◆ AIM OF THE EXERCISE
Scan the data beneath this task and copy each line that includes "text".

:::

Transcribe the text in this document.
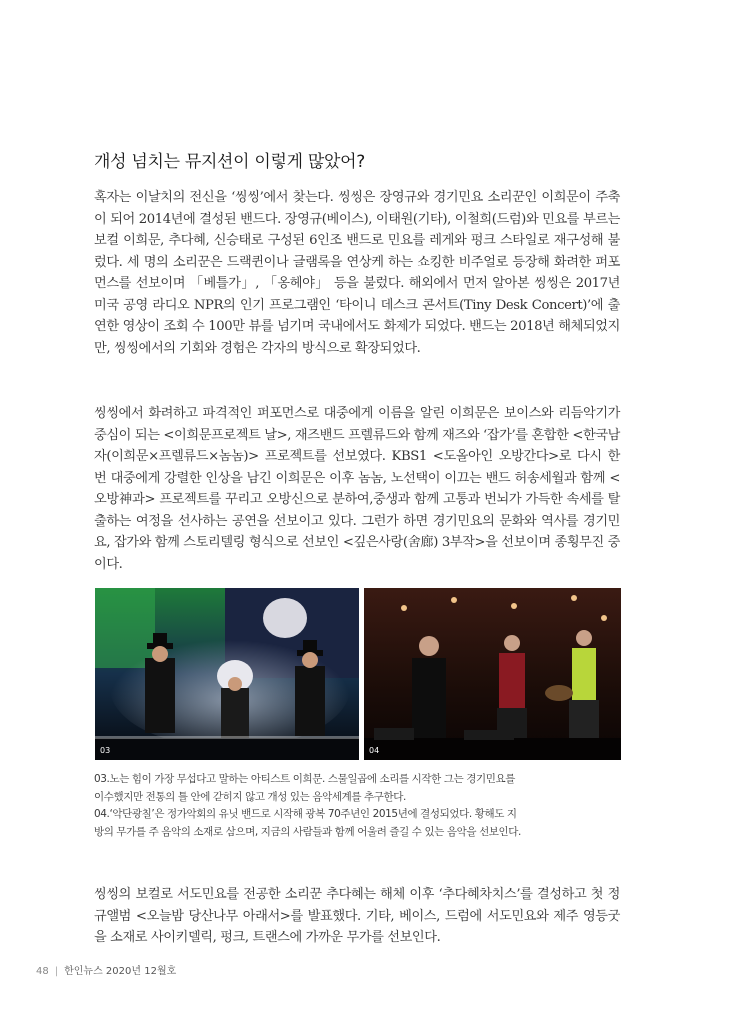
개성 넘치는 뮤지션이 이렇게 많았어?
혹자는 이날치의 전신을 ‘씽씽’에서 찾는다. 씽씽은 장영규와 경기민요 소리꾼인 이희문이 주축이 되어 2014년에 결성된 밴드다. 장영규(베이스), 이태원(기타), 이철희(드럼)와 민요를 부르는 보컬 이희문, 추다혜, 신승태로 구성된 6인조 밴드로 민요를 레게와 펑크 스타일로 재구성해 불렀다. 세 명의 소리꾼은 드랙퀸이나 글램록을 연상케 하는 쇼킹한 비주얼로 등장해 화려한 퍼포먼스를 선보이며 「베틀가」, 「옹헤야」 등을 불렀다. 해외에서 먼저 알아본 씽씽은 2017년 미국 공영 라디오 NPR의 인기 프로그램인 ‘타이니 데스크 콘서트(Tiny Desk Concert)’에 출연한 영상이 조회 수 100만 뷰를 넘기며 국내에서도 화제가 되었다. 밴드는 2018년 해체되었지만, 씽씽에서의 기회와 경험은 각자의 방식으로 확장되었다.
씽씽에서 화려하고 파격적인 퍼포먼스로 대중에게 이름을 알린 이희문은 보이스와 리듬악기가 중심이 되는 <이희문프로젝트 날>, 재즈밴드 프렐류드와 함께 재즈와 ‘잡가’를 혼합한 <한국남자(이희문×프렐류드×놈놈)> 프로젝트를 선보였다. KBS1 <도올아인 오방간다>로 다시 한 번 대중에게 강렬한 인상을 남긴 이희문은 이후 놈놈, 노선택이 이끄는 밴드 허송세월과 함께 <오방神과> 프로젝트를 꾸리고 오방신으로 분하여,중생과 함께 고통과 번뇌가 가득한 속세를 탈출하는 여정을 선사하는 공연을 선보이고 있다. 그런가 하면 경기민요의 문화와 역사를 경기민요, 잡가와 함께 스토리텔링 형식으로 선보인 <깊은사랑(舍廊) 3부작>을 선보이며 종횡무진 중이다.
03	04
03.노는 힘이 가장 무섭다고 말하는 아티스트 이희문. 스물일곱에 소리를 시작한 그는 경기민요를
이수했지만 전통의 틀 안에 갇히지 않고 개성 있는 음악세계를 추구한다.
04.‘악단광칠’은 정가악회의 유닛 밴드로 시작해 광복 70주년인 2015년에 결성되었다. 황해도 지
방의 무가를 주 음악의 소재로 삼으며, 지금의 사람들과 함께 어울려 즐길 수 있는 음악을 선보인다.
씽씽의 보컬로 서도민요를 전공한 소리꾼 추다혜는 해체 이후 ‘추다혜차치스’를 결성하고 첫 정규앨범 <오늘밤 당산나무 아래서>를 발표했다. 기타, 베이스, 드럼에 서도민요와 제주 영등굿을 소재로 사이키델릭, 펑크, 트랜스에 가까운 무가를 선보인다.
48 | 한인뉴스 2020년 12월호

:::

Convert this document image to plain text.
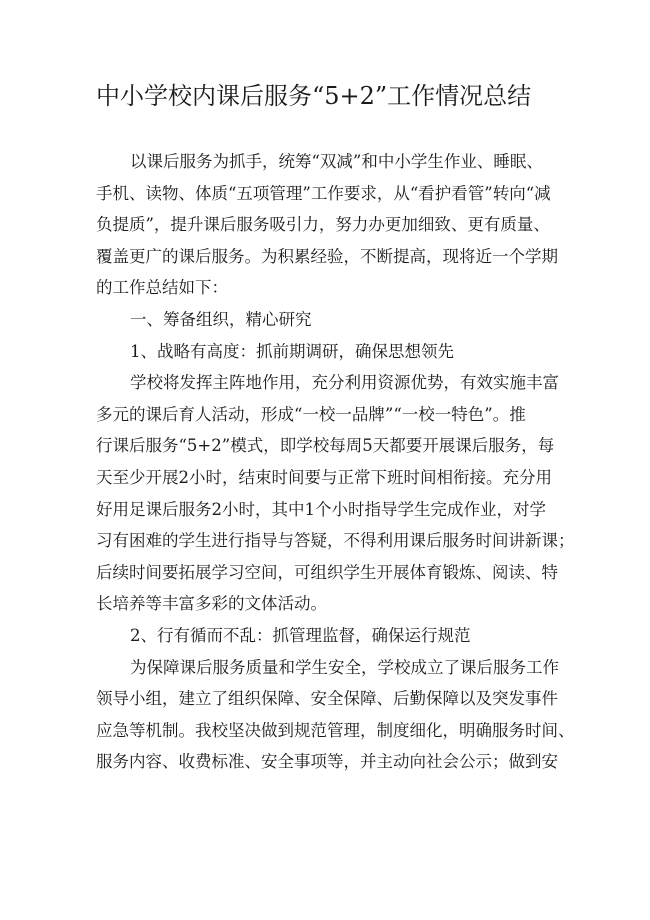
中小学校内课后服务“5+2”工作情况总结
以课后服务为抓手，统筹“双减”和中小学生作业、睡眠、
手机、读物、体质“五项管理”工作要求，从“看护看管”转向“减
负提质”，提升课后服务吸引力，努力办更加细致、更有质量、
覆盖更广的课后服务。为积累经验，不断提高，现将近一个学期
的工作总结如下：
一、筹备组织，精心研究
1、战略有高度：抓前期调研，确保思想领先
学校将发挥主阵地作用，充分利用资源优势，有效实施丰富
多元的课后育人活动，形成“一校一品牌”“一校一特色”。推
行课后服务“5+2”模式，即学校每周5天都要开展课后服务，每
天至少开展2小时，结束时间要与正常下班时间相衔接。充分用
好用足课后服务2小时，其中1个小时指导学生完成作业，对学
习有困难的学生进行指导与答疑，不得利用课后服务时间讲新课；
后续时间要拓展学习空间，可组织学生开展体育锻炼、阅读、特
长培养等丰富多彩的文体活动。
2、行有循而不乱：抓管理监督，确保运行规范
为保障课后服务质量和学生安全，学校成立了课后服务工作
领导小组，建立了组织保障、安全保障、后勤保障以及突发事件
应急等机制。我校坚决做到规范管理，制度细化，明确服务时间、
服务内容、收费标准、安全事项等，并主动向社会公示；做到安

:::

◆ SOLVED EXERCISE
Transcribe the text in this document.
Convert this document image to plain text.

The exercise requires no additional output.